BEGIN LISTED RECORDS
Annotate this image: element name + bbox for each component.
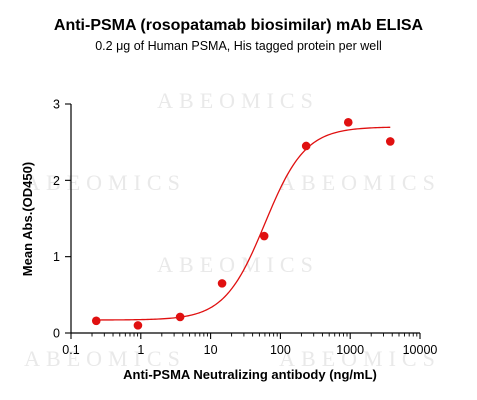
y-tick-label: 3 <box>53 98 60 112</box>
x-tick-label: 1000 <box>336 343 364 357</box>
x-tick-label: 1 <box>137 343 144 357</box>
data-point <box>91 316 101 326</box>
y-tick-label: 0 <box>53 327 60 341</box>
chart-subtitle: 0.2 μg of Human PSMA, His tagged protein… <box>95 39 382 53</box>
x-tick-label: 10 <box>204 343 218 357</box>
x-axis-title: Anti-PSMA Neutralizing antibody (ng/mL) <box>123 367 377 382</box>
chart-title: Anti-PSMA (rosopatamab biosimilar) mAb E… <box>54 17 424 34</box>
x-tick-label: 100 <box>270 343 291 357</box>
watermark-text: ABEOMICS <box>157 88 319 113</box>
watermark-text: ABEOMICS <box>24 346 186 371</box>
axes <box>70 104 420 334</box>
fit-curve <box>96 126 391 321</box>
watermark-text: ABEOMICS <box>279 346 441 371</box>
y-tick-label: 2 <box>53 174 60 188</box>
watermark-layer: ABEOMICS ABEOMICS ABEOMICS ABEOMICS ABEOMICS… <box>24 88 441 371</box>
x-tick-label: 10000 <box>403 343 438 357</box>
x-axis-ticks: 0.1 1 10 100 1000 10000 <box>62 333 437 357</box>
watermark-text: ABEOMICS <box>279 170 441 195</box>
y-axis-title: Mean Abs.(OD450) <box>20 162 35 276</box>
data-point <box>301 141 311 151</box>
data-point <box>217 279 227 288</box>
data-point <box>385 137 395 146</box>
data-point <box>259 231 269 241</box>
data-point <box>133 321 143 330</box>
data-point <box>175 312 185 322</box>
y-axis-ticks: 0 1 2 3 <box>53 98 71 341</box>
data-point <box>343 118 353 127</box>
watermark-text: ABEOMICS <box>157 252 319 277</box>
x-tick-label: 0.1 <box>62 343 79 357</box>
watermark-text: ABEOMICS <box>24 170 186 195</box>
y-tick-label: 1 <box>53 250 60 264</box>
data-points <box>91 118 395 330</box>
END LISTED RECORDS
» **ABOUT THIS EXERCISE**
State how many lines of the entries above include the string "ticks". The reply is that number alone.

» **RESULT BELOW**
2